Reproduce the records from the start through the line containing "table-row: advertise LLDP-MED", swapping "cell-label" for "row-label" and keeping everything else the same.

** Begin Task input **

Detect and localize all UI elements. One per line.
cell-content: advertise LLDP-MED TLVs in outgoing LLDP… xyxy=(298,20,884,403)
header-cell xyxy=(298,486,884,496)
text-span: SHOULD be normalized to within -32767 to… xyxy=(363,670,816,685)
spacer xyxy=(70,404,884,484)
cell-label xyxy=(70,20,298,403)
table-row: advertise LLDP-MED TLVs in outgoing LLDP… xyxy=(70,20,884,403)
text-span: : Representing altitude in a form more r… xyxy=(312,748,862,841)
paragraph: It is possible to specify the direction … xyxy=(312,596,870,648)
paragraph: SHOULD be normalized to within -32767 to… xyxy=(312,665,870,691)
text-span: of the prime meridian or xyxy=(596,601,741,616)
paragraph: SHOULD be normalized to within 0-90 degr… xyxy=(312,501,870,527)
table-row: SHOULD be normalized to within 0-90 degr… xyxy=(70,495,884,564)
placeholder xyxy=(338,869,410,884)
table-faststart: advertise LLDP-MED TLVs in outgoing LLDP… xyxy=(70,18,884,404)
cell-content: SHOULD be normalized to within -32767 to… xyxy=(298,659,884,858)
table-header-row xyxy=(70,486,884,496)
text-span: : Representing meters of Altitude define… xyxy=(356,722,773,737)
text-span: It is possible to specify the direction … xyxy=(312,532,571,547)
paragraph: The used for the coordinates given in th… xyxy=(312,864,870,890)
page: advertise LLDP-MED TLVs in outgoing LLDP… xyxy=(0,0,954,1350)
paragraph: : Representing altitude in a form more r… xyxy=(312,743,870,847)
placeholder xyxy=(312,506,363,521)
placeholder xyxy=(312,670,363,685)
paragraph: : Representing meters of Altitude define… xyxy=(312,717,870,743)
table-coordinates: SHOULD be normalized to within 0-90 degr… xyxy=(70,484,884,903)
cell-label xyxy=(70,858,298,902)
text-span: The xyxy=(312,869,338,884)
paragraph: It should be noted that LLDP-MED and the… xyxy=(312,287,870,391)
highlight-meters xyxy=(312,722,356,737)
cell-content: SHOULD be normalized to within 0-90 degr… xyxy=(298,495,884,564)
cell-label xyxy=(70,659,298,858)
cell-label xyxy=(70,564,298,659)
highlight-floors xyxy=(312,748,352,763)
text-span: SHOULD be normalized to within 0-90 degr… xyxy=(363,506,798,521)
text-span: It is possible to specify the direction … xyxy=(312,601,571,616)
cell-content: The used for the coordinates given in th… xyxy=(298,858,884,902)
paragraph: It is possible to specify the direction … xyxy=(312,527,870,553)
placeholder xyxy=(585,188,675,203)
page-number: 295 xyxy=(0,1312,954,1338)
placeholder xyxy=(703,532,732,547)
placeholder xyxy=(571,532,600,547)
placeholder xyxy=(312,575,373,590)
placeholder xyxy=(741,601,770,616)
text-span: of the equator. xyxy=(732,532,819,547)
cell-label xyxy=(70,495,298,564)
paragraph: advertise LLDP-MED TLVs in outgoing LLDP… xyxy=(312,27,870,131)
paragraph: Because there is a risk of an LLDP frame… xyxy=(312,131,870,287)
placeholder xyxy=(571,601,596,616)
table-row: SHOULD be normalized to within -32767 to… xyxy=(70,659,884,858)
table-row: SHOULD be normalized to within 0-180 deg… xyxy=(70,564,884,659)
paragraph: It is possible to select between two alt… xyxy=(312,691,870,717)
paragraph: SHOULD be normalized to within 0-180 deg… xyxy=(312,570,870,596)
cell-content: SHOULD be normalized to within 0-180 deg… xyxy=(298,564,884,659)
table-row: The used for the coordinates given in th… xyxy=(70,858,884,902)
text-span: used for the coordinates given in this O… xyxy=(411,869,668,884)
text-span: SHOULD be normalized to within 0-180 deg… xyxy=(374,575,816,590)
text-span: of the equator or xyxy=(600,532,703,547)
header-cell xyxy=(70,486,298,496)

** End Task input **

[Complete output]
Detect and localize all UI elements. One per line.
cell-content: advertise LLDP-MED TLVs in outgoing LLDP… xyxy=(298,20,884,403)
header-cell xyxy=(298,486,884,496)
text-span: SHOULD be normalized to within -32767 to… xyxy=(363,670,816,685)
spacer xyxy=(70,404,884,484)
row-label xyxy=(70,20,298,403)
table-row: advertise LLDP-MED TLVs in outgoing LLDP… xyxy=(70,20,884,403)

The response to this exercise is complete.